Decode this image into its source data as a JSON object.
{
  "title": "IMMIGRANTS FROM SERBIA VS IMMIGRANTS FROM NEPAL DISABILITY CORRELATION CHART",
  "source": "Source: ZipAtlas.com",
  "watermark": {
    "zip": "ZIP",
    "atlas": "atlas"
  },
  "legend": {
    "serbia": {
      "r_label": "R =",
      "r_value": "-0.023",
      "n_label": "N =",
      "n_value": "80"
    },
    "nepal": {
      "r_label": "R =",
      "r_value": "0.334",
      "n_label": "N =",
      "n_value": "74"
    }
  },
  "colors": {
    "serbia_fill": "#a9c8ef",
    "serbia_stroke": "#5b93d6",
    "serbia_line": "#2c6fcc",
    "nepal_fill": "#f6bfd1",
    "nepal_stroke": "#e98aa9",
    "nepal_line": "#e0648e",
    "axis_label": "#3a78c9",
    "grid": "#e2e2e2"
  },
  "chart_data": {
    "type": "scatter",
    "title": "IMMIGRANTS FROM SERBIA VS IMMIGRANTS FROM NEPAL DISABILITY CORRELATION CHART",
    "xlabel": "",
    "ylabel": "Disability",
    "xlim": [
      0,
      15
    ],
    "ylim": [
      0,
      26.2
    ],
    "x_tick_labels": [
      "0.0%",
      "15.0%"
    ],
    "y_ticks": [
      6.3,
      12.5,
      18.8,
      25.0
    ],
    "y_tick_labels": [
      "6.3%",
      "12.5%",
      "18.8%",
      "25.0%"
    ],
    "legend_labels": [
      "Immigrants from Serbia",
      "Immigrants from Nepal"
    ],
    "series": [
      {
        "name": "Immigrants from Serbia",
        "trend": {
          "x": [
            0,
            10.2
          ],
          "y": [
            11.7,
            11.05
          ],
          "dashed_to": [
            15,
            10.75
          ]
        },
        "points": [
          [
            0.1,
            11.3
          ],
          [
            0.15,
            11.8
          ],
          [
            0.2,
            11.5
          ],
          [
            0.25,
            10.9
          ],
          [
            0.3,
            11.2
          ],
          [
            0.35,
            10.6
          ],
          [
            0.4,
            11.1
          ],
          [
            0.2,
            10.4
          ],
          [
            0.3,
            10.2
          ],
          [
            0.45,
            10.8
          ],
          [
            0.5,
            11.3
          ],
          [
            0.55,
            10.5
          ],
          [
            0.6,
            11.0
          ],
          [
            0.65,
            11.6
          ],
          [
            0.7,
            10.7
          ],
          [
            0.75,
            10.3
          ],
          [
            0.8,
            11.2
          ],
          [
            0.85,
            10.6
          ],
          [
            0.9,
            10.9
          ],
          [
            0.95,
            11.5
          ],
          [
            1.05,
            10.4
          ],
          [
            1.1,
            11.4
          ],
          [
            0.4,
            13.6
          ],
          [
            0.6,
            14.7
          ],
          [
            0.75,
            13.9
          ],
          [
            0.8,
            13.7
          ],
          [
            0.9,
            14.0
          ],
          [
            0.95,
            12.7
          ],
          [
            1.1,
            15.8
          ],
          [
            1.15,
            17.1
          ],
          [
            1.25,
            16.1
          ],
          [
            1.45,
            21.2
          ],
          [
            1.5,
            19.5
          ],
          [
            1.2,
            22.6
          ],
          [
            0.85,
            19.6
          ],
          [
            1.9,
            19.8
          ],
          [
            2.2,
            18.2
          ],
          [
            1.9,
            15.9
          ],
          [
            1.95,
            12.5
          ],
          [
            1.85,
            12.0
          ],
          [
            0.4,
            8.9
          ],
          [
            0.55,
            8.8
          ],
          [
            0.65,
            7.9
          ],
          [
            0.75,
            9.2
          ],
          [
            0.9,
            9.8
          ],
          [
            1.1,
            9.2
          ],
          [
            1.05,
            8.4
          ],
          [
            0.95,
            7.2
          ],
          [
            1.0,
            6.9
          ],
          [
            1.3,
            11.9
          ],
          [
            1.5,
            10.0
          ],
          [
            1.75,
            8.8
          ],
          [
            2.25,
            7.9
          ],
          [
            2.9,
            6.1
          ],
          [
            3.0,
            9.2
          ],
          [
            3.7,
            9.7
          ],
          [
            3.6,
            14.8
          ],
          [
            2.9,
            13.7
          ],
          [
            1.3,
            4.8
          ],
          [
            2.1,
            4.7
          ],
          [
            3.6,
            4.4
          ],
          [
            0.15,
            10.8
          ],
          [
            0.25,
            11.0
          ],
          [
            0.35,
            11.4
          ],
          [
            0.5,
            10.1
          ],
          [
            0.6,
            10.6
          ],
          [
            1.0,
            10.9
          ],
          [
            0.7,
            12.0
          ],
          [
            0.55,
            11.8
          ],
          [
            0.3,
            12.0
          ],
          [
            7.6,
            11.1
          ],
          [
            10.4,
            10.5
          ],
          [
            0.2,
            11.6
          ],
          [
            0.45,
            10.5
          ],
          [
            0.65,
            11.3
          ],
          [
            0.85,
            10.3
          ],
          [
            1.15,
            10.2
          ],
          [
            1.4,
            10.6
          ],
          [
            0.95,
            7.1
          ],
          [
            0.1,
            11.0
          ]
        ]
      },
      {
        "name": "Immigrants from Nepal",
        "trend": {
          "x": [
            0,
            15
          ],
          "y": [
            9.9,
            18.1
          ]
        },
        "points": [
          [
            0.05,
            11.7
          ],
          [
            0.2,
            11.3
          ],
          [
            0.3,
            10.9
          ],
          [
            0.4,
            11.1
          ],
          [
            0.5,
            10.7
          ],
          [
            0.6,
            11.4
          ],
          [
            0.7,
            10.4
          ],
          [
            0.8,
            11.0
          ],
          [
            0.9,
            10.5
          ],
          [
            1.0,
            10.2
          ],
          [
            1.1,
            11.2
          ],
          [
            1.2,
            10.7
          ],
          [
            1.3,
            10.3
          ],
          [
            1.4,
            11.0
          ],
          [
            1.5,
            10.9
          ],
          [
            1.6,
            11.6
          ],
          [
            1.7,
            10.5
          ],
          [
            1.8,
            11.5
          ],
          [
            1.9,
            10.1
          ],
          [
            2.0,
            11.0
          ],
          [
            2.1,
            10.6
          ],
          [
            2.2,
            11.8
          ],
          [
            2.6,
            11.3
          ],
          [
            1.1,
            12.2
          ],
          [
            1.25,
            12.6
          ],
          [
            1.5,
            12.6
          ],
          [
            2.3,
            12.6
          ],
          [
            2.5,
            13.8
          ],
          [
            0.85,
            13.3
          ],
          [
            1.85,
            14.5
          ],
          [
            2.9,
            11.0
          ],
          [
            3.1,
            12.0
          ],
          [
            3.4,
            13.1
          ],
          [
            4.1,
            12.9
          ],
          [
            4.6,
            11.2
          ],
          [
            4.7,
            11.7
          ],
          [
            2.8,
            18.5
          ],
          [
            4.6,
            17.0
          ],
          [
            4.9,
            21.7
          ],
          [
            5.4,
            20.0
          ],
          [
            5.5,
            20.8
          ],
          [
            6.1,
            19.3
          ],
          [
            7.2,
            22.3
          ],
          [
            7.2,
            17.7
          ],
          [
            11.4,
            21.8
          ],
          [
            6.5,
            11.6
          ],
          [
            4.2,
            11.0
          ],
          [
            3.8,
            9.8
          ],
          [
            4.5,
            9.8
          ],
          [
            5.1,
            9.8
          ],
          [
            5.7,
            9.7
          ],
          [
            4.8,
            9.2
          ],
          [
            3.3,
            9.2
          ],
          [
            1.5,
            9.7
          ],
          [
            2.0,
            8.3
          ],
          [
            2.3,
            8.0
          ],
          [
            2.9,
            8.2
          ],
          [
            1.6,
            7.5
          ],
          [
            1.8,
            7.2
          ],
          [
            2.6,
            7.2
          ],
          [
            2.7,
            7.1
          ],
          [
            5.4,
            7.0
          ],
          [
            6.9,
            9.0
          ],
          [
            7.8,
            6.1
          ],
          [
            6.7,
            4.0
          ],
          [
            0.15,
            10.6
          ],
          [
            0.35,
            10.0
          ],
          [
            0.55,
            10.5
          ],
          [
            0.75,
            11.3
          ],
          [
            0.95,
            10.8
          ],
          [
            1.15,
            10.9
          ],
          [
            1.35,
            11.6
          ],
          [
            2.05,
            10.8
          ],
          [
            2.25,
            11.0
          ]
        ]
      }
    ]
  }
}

----

Problem to solve =>
Find the string "name" in the listing and return every line that holds it.

Right answer =>
        "name": "Immigrants from Serbia",
        "name": "Immigrants from Nepal",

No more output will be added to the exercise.